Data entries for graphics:
--- --- ---
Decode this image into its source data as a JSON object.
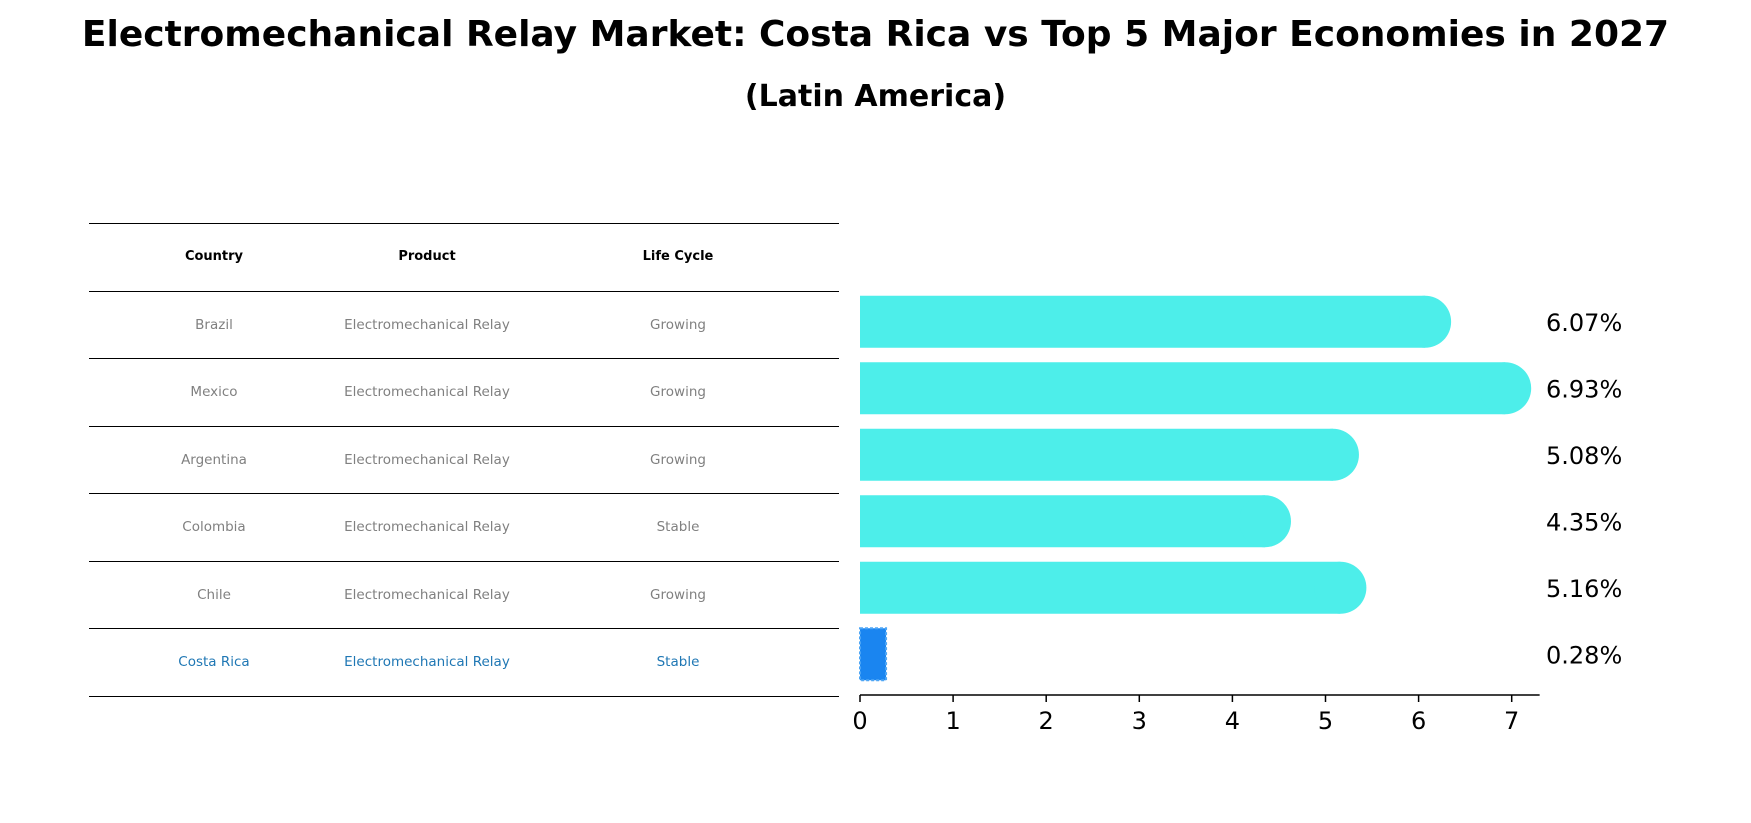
{
  "title": "Electromechanical Relay Market: Costa Rica vs Top 5 Major Economies in 2027",
  "subtitle": "(Latin America)",
  "table": {
    "headers": [
      "Country",
      "Product",
      "Life Cycle"
    ],
    "rows": [
      [
        "Brazil",
        "Electromechanical Relay",
        "Growing"
      ],
      [
        "Mexico",
        "Electromechanical Relay",
        "Growing"
      ],
      [
        "Argentina",
        "Electromechanical Relay",
        "Growing"
      ],
      [
        "Colombia",
        "Electromechanical Relay",
        "Stable"
      ],
      [
        "Chile",
        "Electromechanical Relay",
        "Growing"
      ],
      [
        "Costa Rica",
        "Electromechanical Relay",
        "Stable"
      ]
    ]
  },
  "colors": {
    "bar": "#4deeea",
    "highlight": "#1a85f0",
    "highlight_text": "#1f77b4",
    "muted_text": "#808080"
  },
  "chart_data": {
    "type": "bar",
    "orientation": "horizontal",
    "categories": [
      "Brazil",
      "Mexico",
      "Argentina",
      "Colombia",
      "Chile",
      "Costa Rica"
    ],
    "values": [
      6.07,
      6.93,
      5.08,
      4.35,
      5.16,
      0.28
    ],
    "value_labels": [
      "6.07%",
      "6.93%",
      "5.08%",
      "4.35%",
      "5.16%",
      "0.28%"
    ],
    "highlight": "Costa Rica",
    "xlim": [
      0,
      7.3
    ],
    "xticks": [
      0,
      1,
      2,
      3,
      4,
      5,
      6,
      7
    ],
    "grid": false
  }
}
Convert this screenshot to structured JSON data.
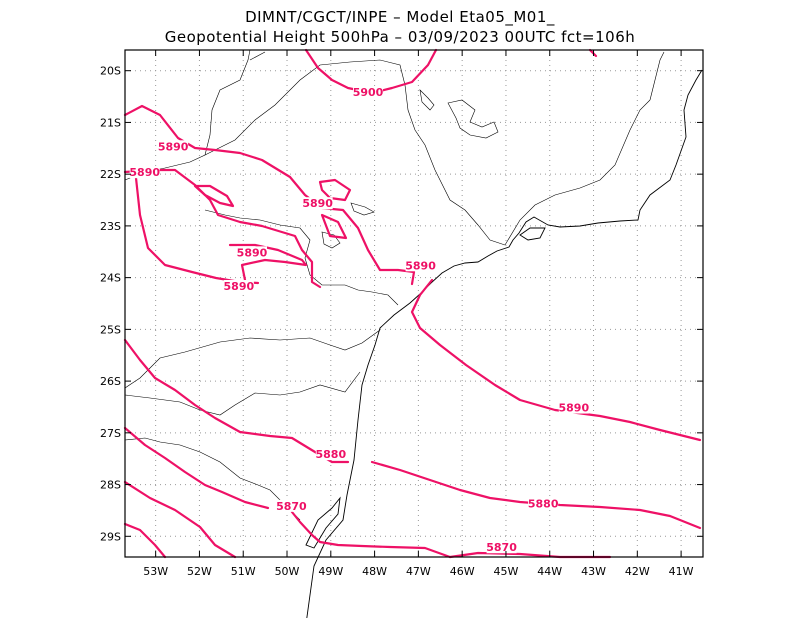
{
  "title_line1": "DIMNT/CGCT/INPE –   Model Eta05_M01_",
  "title_line2": "Geopotential Height 500hPa –   03/09/2023 00UTC fct=106h",
  "colors": {
    "contour": "#ee1166",
    "frame": "#000000",
    "grid": "#999999"
  },
  "map": {
    "lon_range": [
      -53.7,
      -40.5
    ],
    "lat_range": [
      -29.4,
      -19.6
    ],
    "lon_ticks": [
      {
        "value": -53,
        "label": "53W"
      },
      {
        "value": -52,
        "label": "52W"
      },
      {
        "value": -51,
        "label": "51W"
      },
      {
        "value": -50,
        "label": "50W"
      },
      {
        "value": -49,
        "label": "49W"
      },
      {
        "value": -48,
        "label": "48W"
      },
      {
        "value": -47,
        "label": "47W"
      },
      {
        "value": -46,
        "label": "46W"
      },
      {
        "value": -45,
        "label": "45W"
      },
      {
        "value": -44,
        "label": "44W"
      },
      {
        "value": -43,
        "label": "43W"
      },
      {
        "value": -42,
        "label": "42W"
      },
      {
        "value": -41,
        "label": "41W"
      }
    ],
    "lat_ticks": [
      {
        "value": -20,
        "label": "20S"
      },
      {
        "value": -21,
        "label": "21S"
      },
      {
        "value": -22,
        "label": "22S"
      },
      {
        "value": -23,
        "label": "23S"
      },
      {
        "value": -24,
        "label": "24S"
      },
      {
        "value": -25,
        "label": "25S"
      },
      {
        "value": -26,
        "label": "26S"
      },
      {
        "value": -27,
        "label": "27S"
      },
      {
        "value": -28,
        "label": "28S"
      },
      {
        "value": -29,
        "label": "29S"
      }
    ],
    "contour_labels": [
      {
        "text": "5900",
        "lon": -48.15,
        "lat": -20.45
      },
      {
        "text": "5890",
        "lon": -52.6,
        "lat": -21.5
      },
      {
        "text": "5890",
        "lon": -53.25,
        "lat": -22.0
      },
      {
        "text": "5890",
        "lon": -49.3,
        "lat": -22.6
      },
      {
        "text": "5890",
        "lon": -50.8,
        "lat": -23.55
      },
      {
        "text": "5890",
        "lon": -51.1,
        "lat": -24.2
      },
      {
        "text": "5890",
        "lon": -46.95,
        "lat": -23.8
      },
      {
        "text": "5890",
        "lon": -43.45,
        "lat": -26.55
      },
      {
        "text": "5880",
        "lon": -49.0,
        "lat": -27.45
      },
      {
        "text": "5880",
        "lon": -44.15,
        "lat": -28.4
      },
      {
        "text": "5870",
        "lon": -49.9,
        "lat": -28.45
      },
      {
        "text": "5870",
        "lon": -45.1,
        "lat": -29.25
      }
    ]
  }
}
--- --- ---
THE REQUEST: Out of the records, collect only those lines that contain the string "Costa".

SOLUTION TO THIS PROBLEM:
  "title": "Electromechanical Relay Market: Costa Rica vs Top 5 Major Economies in 2027",
        "Costa Rica",
      "Costa Rica"
    "highlight": "Costa Rica",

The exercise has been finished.